Exercise directions: All material below is to be reproduced exactly.

Collected data entries
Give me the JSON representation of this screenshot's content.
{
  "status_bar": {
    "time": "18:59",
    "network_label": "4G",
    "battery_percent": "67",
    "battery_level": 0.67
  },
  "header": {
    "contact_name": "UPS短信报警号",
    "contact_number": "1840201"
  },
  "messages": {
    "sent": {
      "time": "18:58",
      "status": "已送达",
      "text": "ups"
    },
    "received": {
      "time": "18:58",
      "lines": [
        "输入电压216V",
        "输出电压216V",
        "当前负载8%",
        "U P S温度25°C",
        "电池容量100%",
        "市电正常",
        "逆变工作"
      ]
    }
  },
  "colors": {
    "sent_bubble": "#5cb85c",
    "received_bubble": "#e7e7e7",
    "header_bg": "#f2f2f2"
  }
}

Correct output:
Give me the JSON representation of this screenshot's content.
{
  "status_bar": {
    "time": "18:59",
    "network_label": "4G",
    "battery_percent": "67",
    "battery_level": 0.67
  },
  "header": {
    "contact_name": "UPS短信报警号",
    "contact_number": "1840201"
  },
  "messages": {
    "sent": {
      "time": "18:58",
      "status": "已送达",
      "text": "ups"
    },
    "received": {
      "time": "18:58",
      "lines": [
        "输入电压216V",
        "输出电压216V",
        "当前负载8%",
        "U P S温度25°C",
        "电池容量100%",
        "市电正常",
        "逆变工作"
      ]
    }
  },
  "colors": {
    "sent_bubble": "#5cb85c",
    "received_bubble": "#e7e7e7",
    "header_bg": "#f2f2f2"
  }
}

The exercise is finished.